• YOUR INSTRUCTIONS: Look through the lines below and extract any with the word "users".

## begin

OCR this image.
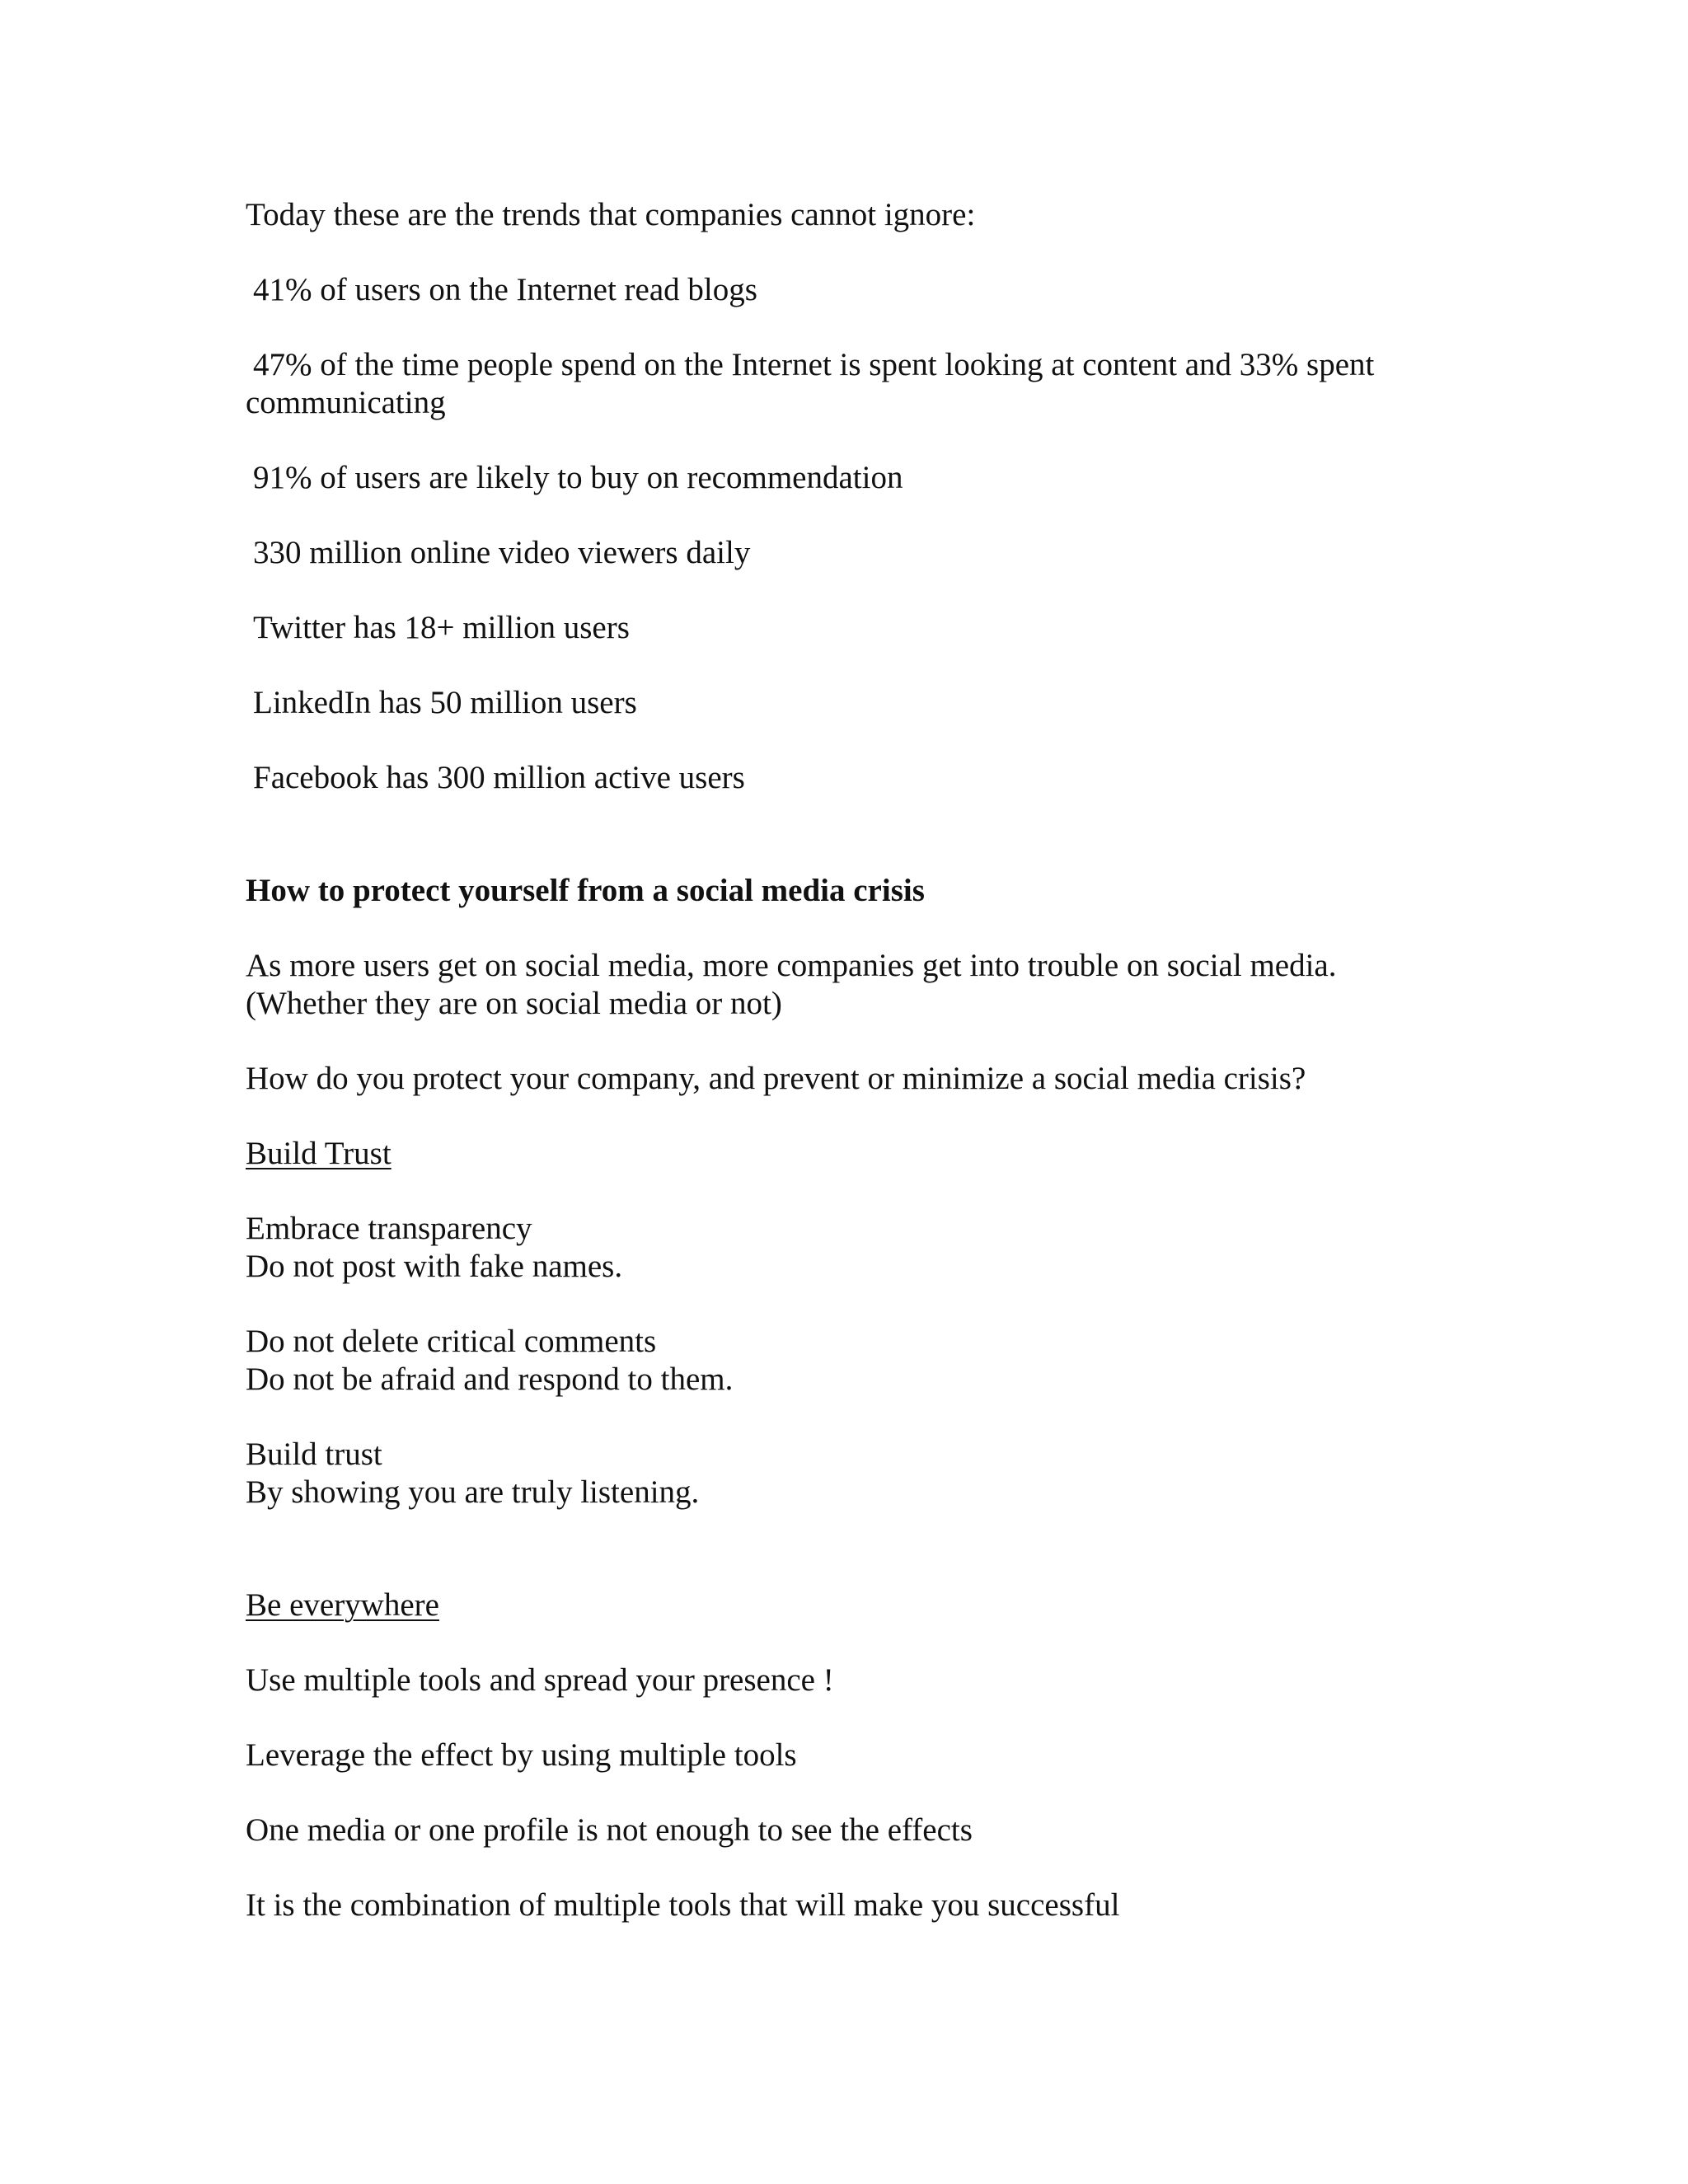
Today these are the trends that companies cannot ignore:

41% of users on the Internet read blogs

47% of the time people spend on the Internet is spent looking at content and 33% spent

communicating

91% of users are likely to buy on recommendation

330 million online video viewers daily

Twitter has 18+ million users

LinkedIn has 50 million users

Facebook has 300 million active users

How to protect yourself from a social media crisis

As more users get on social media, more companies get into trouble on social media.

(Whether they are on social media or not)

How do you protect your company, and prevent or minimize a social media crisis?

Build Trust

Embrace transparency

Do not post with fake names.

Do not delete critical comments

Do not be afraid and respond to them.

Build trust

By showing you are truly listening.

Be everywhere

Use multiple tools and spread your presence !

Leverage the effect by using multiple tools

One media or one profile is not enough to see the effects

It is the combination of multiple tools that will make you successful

## end
## begin

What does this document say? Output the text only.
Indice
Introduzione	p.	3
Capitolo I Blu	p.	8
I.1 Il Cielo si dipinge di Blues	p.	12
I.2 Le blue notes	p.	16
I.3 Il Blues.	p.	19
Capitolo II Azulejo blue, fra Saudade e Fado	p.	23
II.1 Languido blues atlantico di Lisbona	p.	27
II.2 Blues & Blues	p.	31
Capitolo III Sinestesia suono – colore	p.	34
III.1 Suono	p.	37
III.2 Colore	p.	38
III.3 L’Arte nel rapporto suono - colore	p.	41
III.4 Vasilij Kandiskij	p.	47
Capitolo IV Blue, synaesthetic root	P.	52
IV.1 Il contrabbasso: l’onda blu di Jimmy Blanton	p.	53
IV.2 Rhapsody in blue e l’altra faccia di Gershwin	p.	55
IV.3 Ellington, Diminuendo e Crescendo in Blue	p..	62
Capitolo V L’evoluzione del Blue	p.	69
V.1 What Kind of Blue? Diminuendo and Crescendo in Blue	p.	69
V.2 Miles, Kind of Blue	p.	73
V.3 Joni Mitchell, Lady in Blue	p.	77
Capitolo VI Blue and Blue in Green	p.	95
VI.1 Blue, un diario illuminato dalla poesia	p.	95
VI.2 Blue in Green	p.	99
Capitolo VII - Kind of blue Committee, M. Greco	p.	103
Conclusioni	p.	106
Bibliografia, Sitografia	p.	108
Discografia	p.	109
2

## end
## begin

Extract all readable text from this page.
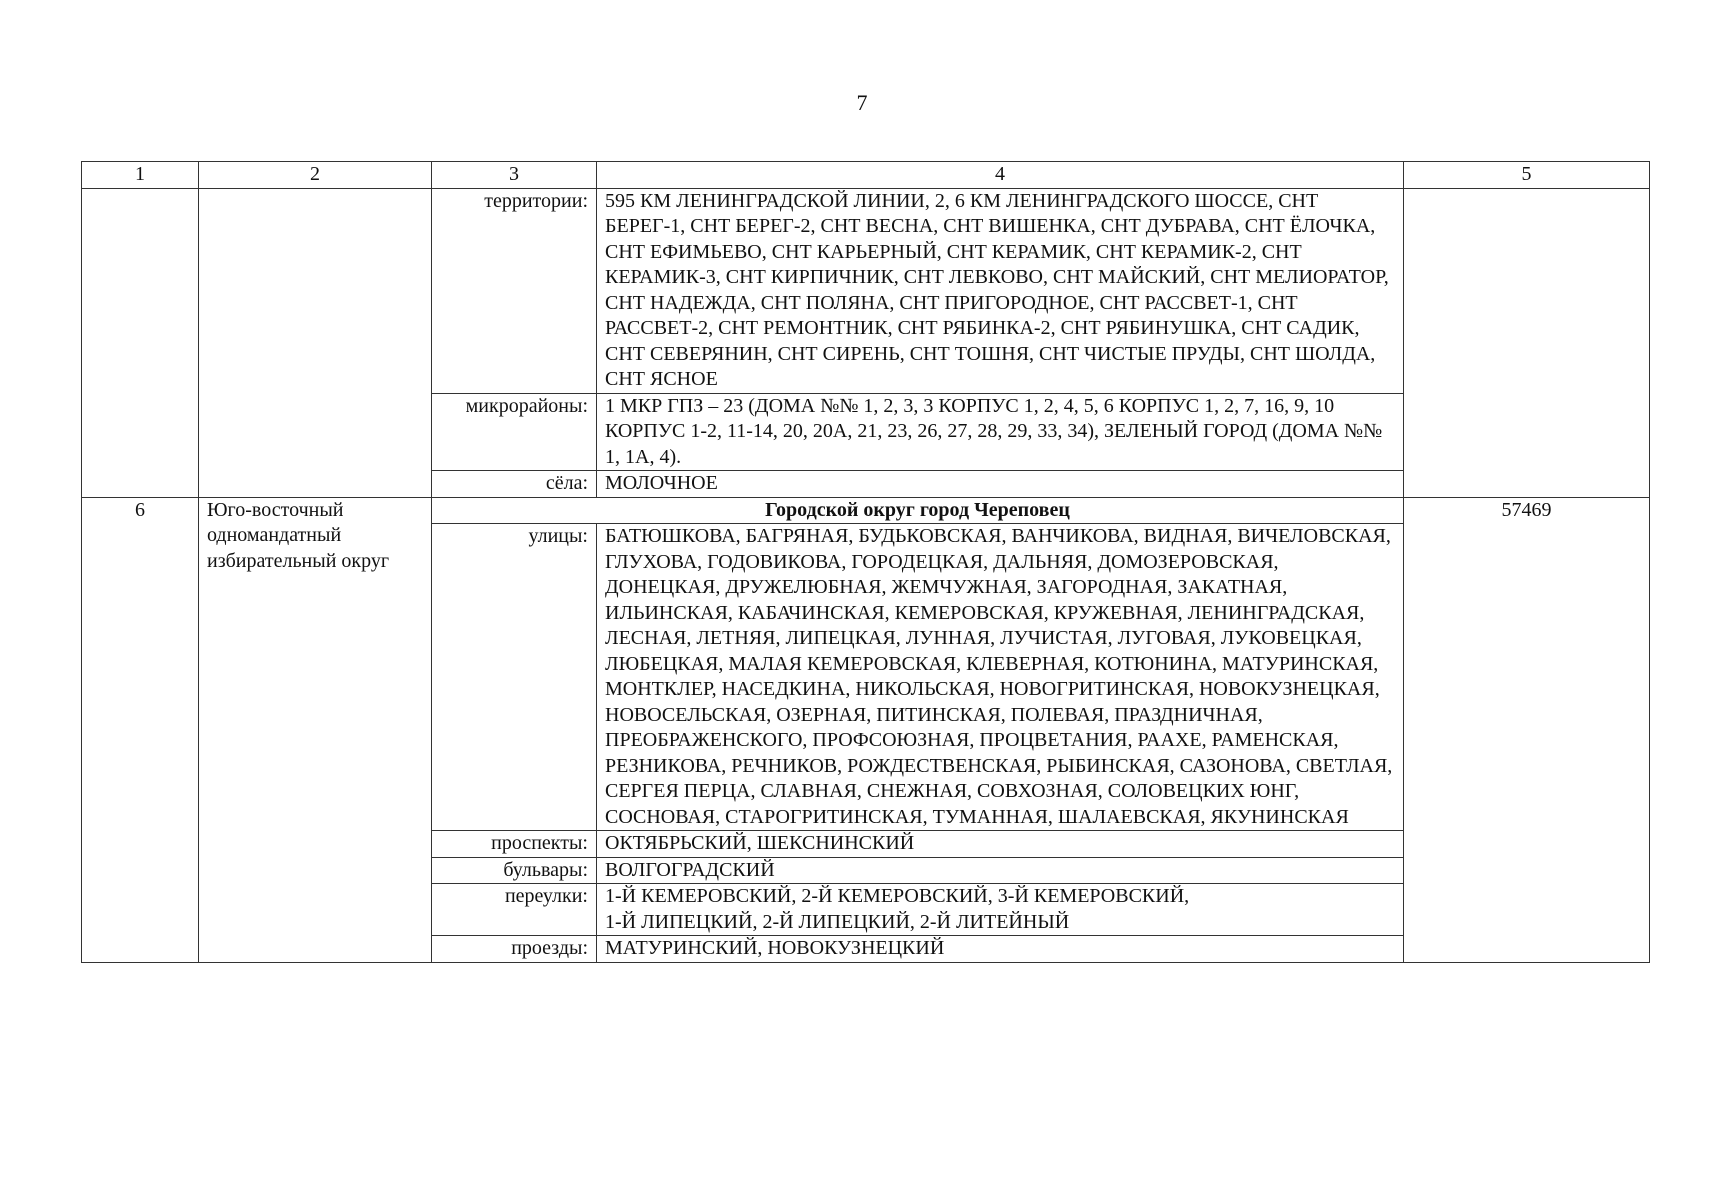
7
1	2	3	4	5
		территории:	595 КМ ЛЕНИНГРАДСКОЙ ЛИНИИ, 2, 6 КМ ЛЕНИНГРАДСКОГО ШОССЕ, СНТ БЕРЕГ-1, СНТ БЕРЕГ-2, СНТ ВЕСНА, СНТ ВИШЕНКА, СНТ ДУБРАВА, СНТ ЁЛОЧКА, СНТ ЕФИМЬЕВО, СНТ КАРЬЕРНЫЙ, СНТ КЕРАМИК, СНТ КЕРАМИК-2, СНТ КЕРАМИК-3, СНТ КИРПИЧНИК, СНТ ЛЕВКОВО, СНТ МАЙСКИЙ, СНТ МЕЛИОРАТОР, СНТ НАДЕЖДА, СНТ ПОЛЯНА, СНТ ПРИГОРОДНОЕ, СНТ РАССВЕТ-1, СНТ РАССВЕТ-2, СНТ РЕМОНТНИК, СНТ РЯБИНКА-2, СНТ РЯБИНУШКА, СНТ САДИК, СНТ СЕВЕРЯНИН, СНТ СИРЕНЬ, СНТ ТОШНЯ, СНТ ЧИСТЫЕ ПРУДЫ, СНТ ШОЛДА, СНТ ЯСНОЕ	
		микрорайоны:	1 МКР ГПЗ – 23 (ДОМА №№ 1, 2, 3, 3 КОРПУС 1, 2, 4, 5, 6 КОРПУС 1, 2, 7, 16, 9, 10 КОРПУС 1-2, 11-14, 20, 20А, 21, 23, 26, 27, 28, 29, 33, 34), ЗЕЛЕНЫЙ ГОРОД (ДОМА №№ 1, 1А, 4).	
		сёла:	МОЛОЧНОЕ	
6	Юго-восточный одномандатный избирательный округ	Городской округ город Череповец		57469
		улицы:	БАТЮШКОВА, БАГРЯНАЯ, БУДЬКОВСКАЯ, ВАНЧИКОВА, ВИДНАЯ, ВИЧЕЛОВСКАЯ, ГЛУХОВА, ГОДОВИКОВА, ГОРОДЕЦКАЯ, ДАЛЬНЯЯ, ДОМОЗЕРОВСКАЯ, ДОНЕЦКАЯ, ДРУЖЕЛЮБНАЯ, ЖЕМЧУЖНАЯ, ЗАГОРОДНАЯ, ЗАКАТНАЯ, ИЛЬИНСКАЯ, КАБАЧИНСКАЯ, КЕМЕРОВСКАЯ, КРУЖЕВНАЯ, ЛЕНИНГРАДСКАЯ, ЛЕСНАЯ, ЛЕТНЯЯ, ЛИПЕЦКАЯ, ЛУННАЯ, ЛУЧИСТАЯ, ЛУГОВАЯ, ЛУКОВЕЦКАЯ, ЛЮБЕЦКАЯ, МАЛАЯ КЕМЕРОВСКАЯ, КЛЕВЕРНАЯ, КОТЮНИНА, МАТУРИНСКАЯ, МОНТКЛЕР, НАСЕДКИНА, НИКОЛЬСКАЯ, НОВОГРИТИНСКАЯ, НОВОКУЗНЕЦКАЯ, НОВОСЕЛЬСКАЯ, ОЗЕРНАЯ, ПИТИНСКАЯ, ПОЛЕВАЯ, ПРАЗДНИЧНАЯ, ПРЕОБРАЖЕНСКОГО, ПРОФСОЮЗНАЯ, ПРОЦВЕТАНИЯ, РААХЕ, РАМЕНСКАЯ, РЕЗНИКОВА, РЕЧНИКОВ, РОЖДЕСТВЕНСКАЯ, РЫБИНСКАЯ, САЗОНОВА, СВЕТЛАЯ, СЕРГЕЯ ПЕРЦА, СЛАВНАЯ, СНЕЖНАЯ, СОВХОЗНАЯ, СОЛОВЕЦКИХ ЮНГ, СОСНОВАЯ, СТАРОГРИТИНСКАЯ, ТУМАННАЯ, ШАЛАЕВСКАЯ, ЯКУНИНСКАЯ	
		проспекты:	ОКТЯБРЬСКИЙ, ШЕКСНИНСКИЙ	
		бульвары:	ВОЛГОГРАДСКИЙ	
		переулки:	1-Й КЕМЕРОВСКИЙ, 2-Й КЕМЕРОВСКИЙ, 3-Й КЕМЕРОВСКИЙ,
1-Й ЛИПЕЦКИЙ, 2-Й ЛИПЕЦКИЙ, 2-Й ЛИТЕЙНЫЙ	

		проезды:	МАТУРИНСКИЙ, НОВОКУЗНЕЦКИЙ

## end

• WRITTEN SOLUTION:
41% of users on the Internet read blogs
91% of users are likely to buy on recommendation
Twitter has 18+ million users
LinkedIn has 50 million users
Facebook has 300 million active users
As more users get on social media, more companies get into trouble on social media.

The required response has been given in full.